Dataset entries:
◇ ◇ ◇ ◇ ◇ ◇ ◇
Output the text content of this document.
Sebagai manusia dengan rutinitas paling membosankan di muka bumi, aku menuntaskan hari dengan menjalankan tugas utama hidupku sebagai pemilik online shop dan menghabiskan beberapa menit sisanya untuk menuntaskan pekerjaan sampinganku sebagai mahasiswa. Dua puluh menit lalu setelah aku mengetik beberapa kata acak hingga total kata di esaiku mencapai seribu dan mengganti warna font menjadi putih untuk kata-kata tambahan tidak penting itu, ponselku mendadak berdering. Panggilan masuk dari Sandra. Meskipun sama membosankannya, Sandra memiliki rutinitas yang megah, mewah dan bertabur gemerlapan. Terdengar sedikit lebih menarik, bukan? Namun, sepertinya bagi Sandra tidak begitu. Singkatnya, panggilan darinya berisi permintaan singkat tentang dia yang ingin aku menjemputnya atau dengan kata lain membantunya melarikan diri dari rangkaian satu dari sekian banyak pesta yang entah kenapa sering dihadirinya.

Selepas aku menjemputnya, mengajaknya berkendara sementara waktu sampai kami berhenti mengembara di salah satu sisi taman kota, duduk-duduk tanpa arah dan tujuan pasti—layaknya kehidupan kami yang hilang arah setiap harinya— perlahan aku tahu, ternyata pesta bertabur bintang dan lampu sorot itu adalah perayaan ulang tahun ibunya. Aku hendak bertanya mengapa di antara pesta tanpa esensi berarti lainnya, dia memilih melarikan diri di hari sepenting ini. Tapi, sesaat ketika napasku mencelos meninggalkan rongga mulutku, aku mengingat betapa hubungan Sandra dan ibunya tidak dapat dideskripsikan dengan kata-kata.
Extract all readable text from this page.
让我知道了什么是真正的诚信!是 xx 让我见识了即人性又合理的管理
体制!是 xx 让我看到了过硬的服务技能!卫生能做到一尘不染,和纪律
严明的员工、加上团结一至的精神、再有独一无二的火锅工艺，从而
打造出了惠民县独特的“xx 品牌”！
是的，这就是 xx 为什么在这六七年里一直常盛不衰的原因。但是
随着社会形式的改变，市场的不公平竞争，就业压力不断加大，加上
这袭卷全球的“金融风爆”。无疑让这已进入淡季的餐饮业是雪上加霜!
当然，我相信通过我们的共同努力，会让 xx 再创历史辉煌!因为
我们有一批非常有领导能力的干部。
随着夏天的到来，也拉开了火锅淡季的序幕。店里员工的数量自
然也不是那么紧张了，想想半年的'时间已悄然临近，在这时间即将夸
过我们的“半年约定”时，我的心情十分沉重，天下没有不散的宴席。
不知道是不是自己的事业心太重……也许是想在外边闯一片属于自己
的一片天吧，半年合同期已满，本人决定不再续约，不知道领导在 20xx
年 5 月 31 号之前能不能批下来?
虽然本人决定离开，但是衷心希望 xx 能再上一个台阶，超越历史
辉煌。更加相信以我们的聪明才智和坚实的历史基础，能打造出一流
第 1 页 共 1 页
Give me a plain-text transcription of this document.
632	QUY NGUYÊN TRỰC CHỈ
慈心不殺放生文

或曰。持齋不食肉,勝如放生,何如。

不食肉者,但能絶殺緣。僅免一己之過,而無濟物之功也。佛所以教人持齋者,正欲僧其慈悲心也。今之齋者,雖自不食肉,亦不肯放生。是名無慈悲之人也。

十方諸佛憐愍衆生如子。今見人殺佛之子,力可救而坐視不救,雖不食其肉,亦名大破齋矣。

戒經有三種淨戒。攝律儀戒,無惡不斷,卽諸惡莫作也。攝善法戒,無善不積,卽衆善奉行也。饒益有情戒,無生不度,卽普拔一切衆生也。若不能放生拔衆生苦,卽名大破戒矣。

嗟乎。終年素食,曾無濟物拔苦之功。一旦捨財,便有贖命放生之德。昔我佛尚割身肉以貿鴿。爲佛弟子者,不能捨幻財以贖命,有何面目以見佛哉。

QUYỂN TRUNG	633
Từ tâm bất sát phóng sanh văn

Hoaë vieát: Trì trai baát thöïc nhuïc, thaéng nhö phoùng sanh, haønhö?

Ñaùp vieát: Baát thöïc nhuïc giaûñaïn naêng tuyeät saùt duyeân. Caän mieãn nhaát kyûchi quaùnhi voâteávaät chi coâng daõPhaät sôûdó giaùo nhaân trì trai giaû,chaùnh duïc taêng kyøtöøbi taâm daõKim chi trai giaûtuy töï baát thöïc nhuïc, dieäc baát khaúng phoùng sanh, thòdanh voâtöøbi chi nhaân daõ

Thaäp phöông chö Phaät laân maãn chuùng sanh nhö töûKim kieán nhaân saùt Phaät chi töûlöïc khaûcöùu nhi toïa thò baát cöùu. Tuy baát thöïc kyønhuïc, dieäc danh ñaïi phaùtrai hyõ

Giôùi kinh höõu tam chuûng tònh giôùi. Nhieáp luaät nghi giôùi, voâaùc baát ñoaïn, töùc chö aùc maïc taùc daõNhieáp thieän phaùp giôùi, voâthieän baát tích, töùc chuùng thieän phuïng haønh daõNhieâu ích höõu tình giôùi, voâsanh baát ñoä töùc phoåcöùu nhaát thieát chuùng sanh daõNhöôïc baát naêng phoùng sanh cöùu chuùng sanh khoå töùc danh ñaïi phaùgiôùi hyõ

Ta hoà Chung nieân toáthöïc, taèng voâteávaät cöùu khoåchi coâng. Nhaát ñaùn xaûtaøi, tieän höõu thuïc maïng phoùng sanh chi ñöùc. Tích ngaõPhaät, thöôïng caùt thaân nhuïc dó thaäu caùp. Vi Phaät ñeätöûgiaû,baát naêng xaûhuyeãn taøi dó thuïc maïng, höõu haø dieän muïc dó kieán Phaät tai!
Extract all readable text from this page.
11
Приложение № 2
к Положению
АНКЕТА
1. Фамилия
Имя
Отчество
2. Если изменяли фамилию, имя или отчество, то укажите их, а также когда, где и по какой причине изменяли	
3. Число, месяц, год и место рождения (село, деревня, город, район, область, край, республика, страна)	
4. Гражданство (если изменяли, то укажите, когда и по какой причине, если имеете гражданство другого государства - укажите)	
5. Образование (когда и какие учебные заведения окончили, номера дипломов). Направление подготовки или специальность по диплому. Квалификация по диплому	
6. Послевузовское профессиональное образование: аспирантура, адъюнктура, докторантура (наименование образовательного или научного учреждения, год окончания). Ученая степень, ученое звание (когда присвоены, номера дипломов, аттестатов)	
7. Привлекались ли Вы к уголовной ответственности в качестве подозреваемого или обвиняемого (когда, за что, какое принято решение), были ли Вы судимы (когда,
◇ ◇ ◇ ◇ ◇ ◇ ◇
**EXERCISE INSTRUCTIONS:** Identify every line above that includes the word "номера", and show those lines.

**COMPLETE OUTPUT:**
5. Образование (когда и какие учебные заведения окончили, номера дипломов). Направление подготовки или специальность по диплому. Квалификация по диплому	
6. Послевузовское профессиональное образование: аспирантура, адъюнктура, докторантура (наименование образовательного или научного учреждения, год окончания). Ученая степень, ученое звание (когда присвоены, номера дипломов, аттестатов)	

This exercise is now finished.